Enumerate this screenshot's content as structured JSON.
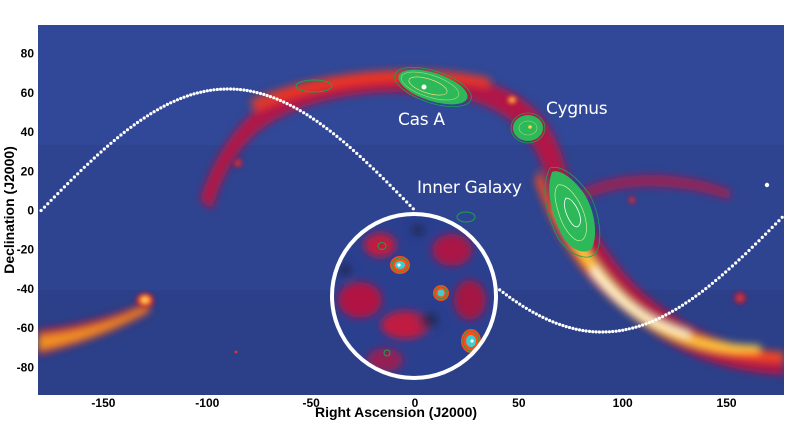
{
  "chart_data": {
    "type": "heatmap",
    "title": "",
    "xlabel": "Right Ascension (J2000)",
    "ylabel": "Declination (J2000)",
    "xlim": [
      -180,
      180
    ],
    "ylim": [
      -90,
      90
    ],
    "x_ticks": [
      -150,
      -100,
      -50,
      0,
      50,
      100,
      150
    ],
    "y_ticks": [
      80,
      60,
      40,
      20,
      0,
      -20,
      -40,
      -60,
      -80
    ],
    "colormap": [
      "#2b3f8f",
      "#3a4fa0",
      "#c0103a",
      "#ff3a1a",
      "#ffb020",
      "#ffffe0"
    ],
    "labels": [
      {
        "text": "Cas A",
        "ra": 8,
        "dec": 45
      },
      {
        "text": "Cygnus",
        "ra": 64,
        "dec": 47
      },
      {
        "text": "Inner Galaxy",
        "ra": 28,
        "dec": 10
      }
    ],
    "contour_regions": [
      {
        "name": "Cas A",
        "ra": 10,
        "dec": 59
      },
      {
        "name": "Cygnus",
        "ra": 55,
        "dec": 40
      },
      {
        "name": "Inner Galaxy",
        "ra": 73,
        "dec": 0
      },
      {
        "name": "",
        "ra": 25,
        "dec": -3
      },
      {
        "name": "",
        "ra": -50,
        "dec": 59
      }
    ],
    "equator_curve": "celestial path (white dotted)",
    "inset": "zoomed circular region"
  },
  "colors": {
    "background": "#2e4490",
    "contour": "#1aa34a",
    "contour_fill": "#2db85a",
    "inset_border": "#ffffff",
    "dots": "#ffffff"
  }
}
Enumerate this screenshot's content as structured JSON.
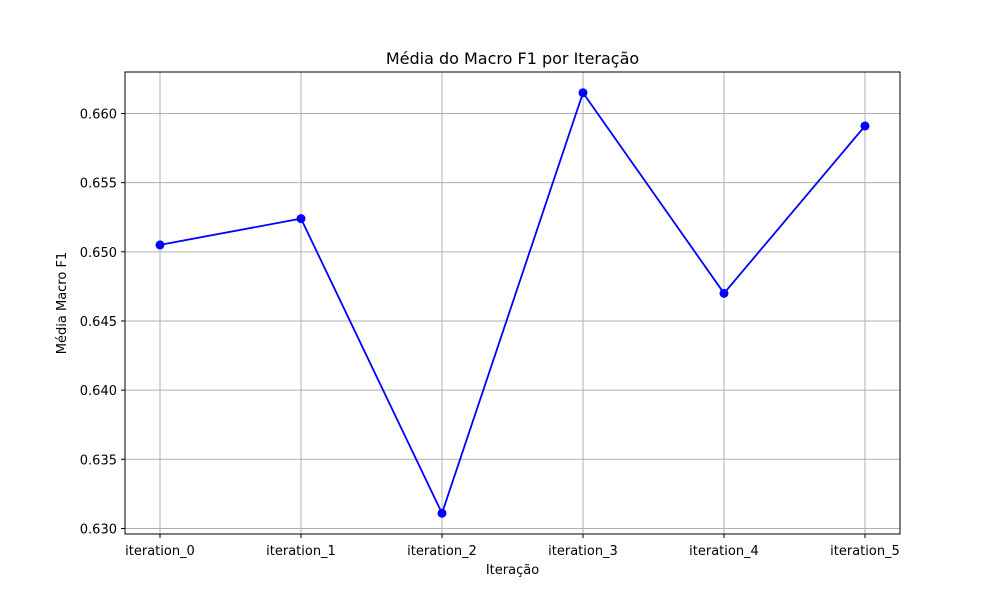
{
  "chart_data": {
    "type": "line",
    "title": "Média do Macro F1 por Iteração",
    "xlabel": "Iteração",
    "ylabel": "Média Macro F1",
    "categories": [
      "iteration_0",
      "iteration_1",
      "iteration_2",
      "iteration_3",
      "iteration_4",
      "iteration_5"
    ],
    "series": [
      {
        "values": [
          0.6505,
          0.6524,
          0.6311,
          0.6615,
          0.647,
          0.6591
        ],
        "color": "#0000ff",
        "marker": "circle"
      }
    ],
    "ylim": [
      0.6296,
      0.663
    ],
    "yticks": [
      0.63,
      0.635,
      0.64,
      0.645,
      0.65,
      0.655,
      0.66
    ],
    "ytick_labels": [
      "0.630",
      "0.635",
      "0.640",
      "0.645",
      "0.650",
      "0.655",
      "0.660"
    ],
    "grid": true
  }
}
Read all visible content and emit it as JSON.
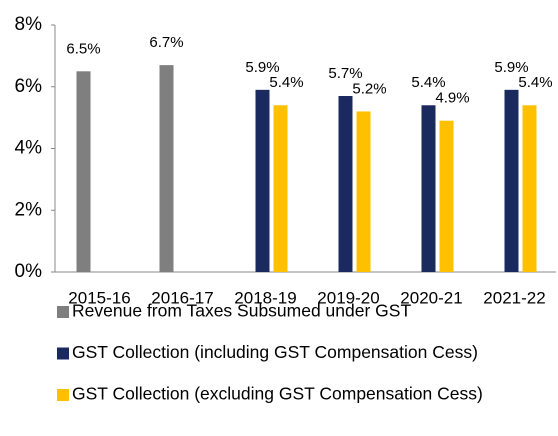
{
  "chart_data": {
    "type": "bar",
    "categories": [
      "2015-16",
      "2016-17",
      "2018-19",
      "2019-20",
      "2020-21",
      "2021-22"
    ],
    "series": [
      {
        "name": "Revenue from Taxes Subsumed under GST",
        "color": "#7f7f7f",
        "values": [
          6.5,
          6.7,
          null,
          null,
          null,
          null
        ],
        "value_labels": [
          "6.5%",
          "6.7%",
          null,
          null,
          null,
          null
        ]
      },
      {
        "name": "GST Collection (including GST Compensation Cess)",
        "color": "#1b2a5e",
        "values": [
          null,
          null,
          5.9,
          5.7,
          5.4,
          5.9
        ],
        "value_labels": [
          null,
          null,
          "5.9%",
          "5.7%",
          "5.4%",
          "5.9%"
        ]
      },
      {
        "name": "GST Collection (excluding GST Compensation Cess)",
        "color": "#ffc000",
        "values": [
          null,
          null,
          5.4,
          5.2,
          4.9,
          5.4
        ],
        "value_labels": [
          null,
          null,
          "5.4%",
          "5.2%",
          "4.9%",
          "5.4%"
        ]
      }
    ],
    "ylim": [
      0,
      8
    ],
    "yticks": [
      {
        "value": 0,
        "label": "0%"
      },
      {
        "value": 2,
        "label": "2%"
      },
      {
        "value": 4,
        "label": "4%"
      },
      {
        "value": 6,
        "label": "6%"
      },
      {
        "value": 8,
        "label": "8%"
      }
    ],
    "grid": false
  }
}
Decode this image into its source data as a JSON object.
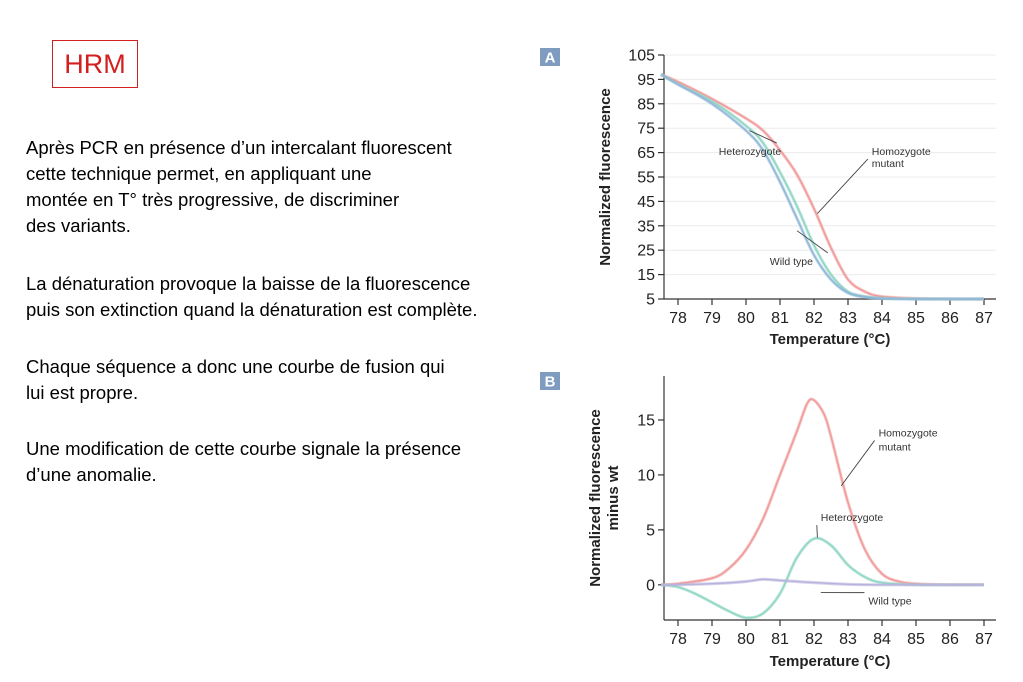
{
  "slide": {
    "title": "HRM",
    "paragraphs": [
      "Après PCR en présence d’un intercalant fluorescent\ncette technique permet, en appliquant une\nmontée en T° très progressive, de discriminer\ndes variants.",
      "La dénaturation provoque la baisse de la fluorescence\npuis son extinction quand la dénaturation est complète.",
      "Chaque séquence a donc une courbe de fusion qui\nlui est propre.",
      "Une modification de cette courbe signale la présence\nd’une anomalie."
    ]
  },
  "colors": {
    "title": "#d21f1f",
    "homozygote": "#f09a9a",
    "heterozygote": "#8fd6c4",
    "wildtype_a": "#8fb8d8",
    "wildtype_b": "#b7b3dd",
    "badge": "#7f9cc0"
  },
  "chart_data": [
    {
      "type": "line",
      "panel": "A",
      "xlabel": "Temperature (°C)",
      "ylabel": "Normalized fluorescence",
      "xlim": [
        77.5,
        87.2
      ],
      "ylim": [
        5,
        105
      ],
      "xticks": [
        78,
        79,
        80,
        81,
        82,
        83,
        84,
        85,
        86,
        87
      ],
      "yticks": [
        5,
        15,
        25,
        35,
        45,
        55,
        65,
        75,
        85,
        95,
        105
      ],
      "grid": true,
      "series": [
        {
          "name": "Homozygote mutant",
          "x": [
            77.5,
            78,
            79,
            80,
            80.5,
            81,
            81.5,
            82,
            82.5,
            83,
            83.5,
            84,
            85,
            86,
            87
          ],
          "y": [
            97,
            94,
            87,
            79,
            74,
            66,
            56,
            42,
            26,
            13,
            8,
            6,
            5.2,
            5,
            5
          ]
        },
        {
          "name": "Heterozygote",
          "x": [
            77.5,
            78,
            79,
            80,
            80.5,
            81,
            81.5,
            82,
            82.5,
            83,
            83.5,
            84,
            85,
            86,
            87
          ],
          "y": [
            97,
            93,
            86,
            76,
            69,
            57,
            43,
            27,
            15,
            8,
            6,
            5.3,
            5,
            5,
            5
          ]
        },
        {
          "name": "Wild type",
          "x": [
            77.5,
            78,
            79,
            80,
            80.5,
            81,
            81.5,
            82,
            82.5,
            83,
            83.5,
            84,
            85,
            86,
            87
          ],
          "y": [
            97,
            93,
            85,
            74,
            66,
            53,
            38,
            23,
            13,
            7.5,
            5.8,
            5.2,
            5,
            5,
            5
          ]
        }
      ],
      "annotations": [
        {
          "text": "Heterozygote",
          "x": 79.2,
          "y": 64,
          "point_x": 80.1,
          "point_y": 74
        },
        {
          "text": "Homozygote",
          "x": 83.7,
          "y": 64,
          "point_x": 82.1,
          "point_y": 40
        },
        {
          "text": "mutant",
          "x": 83.7,
          "y": 59
        },
        {
          "text": "Wild type",
          "x": 80.7,
          "y": 19,
          "point_x": 81.5,
          "point_y": 33
        }
      ]
    },
    {
      "type": "line",
      "panel": "B",
      "xlabel": "Temperature (°C)",
      "ylabel": "Normalized fluorescence minus wt",
      "ylabel_lines": [
        "Normalized fluorescence",
        "minus wt"
      ],
      "xlim": [
        77.5,
        87.2
      ],
      "ylim": [
        -3.2,
        19
      ],
      "xticks": [
        78,
        79,
        80,
        81,
        82,
        83,
        84,
        85,
        86,
        87
      ],
      "yticks": [
        0,
        5,
        10,
        15
      ],
      "grid": false,
      "series": [
        {
          "name": "Homozygote mutant",
          "x": [
            77.5,
            78,
            79,
            79.5,
            80,
            80.5,
            81,
            81.5,
            81.8,
            82,
            82.3,
            82.5,
            83,
            83.5,
            84,
            84.5,
            85,
            86,
            87
          ],
          "y": [
            0,
            0.1,
            0.6,
            1.5,
            3.2,
            6,
            10,
            14,
            16.5,
            16.8,
            15.5,
            13.5,
            7.5,
            3.2,
            1,
            0.3,
            0.1,
            0,
            0
          ]
        },
        {
          "name": "Heterozygote",
          "x": [
            77.5,
            78,
            78.5,
            79,
            79.5,
            80,
            80.5,
            81,
            81.5,
            82,
            82.5,
            83,
            83.5,
            84,
            85,
            86,
            87
          ],
          "y": [
            0,
            -0.2,
            -0.8,
            -1.6,
            -2.4,
            -3.0,
            -2.6,
            -0.8,
            2.5,
            4.2,
            3.6,
            1.8,
            0.7,
            0.2,
            0,
            0,
            0
          ]
        },
        {
          "name": "Wild type",
          "x": [
            77.5,
            78,
            79,
            80,
            80.5,
            81,
            82,
            83,
            84,
            85,
            86,
            87
          ],
          "y": [
            0,
            0,
            0.1,
            0.3,
            0.5,
            0.4,
            0.2,
            0.05,
            0,
            0,
            0,
            0
          ]
        }
      ],
      "annotations": [
        {
          "text": "Homozygote",
          "x": 83.9,
          "y": 13.5,
          "point_x": 82.8,
          "point_y": 9
        },
        {
          "text": "mutant",
          "x": 83.9,
          "y": 12.2
        },
        {
          "text": "Heterozygote",
          "x": 82.2,
          "y": 5.8,
          "point_x": 82.1,
          "point_y": 4.3
        },
        {
          "text": "Wild type",
          "x": 83.6,
          "y": -1.8,
          "point_x": 82.2,
          "point_y": -0.7
        }
      ]
    }
  ]
}
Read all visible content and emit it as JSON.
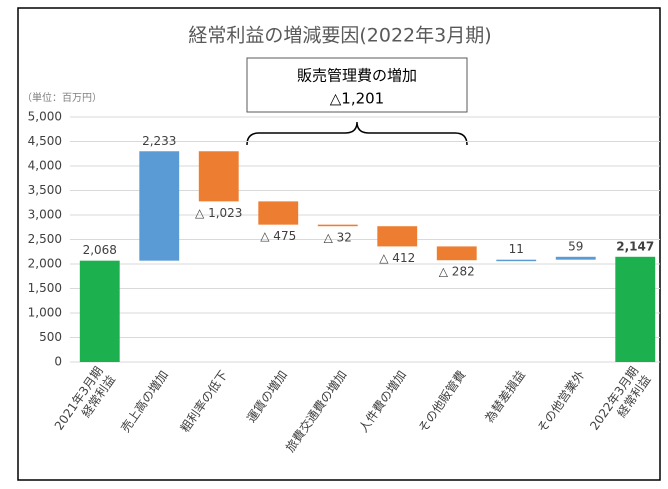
{
  "chart_data": {
    "type": "waterfall",
    "title": "経常利益の増減要因(2022年3月期)",
    "unit_label": "（単位：百万円）",
    "annotation": {
      "title": "販売管理費の増加",
      "value": -1201,
      "value_label": "△1,201"
    },
    "categories": [
      "2021年3月期\n経常利益",
      "売上高の増加",
      "粗利率の低下",
      "運賃の増加",
      "旅費交通費の増加",
      "人件費の増加",
      "その他販管費",
      "為替差損益",
      "その他営業外",
      "2022年3月期\n経常利益"
    ],
    "values": [
      2068,
      2233,
      -1023,
      -475,
      -32,
      -412,
      -282,
      11,
      59,
      2147
    ],
    "value_labels": [
      "2,068",
      "2,233",
      "△ 1,023",
      "△ 475",
      "△ 32",
      "△ 412",
      "△ 282",
      "11",
      "59",
      "2,147"
    ],
    "measures": [
      "absolute",
      "relative",
      "relative",
      "relative",
      "relative",
      "relative",
      "relative",
      "relative",
      "relative",
      "absolute"
    ],
    "colors": {
      "total": "#1db04f",
      "increase": "#5b9bd5",
      "decrease": "#ed7d31"
    },
    "ylim": [
      0,
      5000
    ],
    "yticks": [
      0,
      500,
      {
        "value": 1000,
        "label": "1,000"
      },
      {
        "value": 1500,
        "label": "1,500"
      },
      {
        "value": 2000,
        "label": "2,000"
      },
      {
        "value": 2500,
        "label": "2,500"
      },
      {
        "value": 3000,
        "label": "3,000"
      },
      {
        "value": 3500,
        "label": "3,500"
      },
      {
        "value": 4000,
        "label": "4,000"
      },
      {
        "value": 4500,
        "label": "4,500"
      },
      {
        "value": 5000,
        "label": "5,000"
      }
    ],
    "grid": true
  }
}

□ □ □ □ □ □ □

▶ **AIM OF THE TASK**:
Above are the records. Identify each line that contains the word "Macro".

▶ **REPLY**:
    "title": "Média do Macro F1 por Iteração",
    "ylabel": "Média Macro F1",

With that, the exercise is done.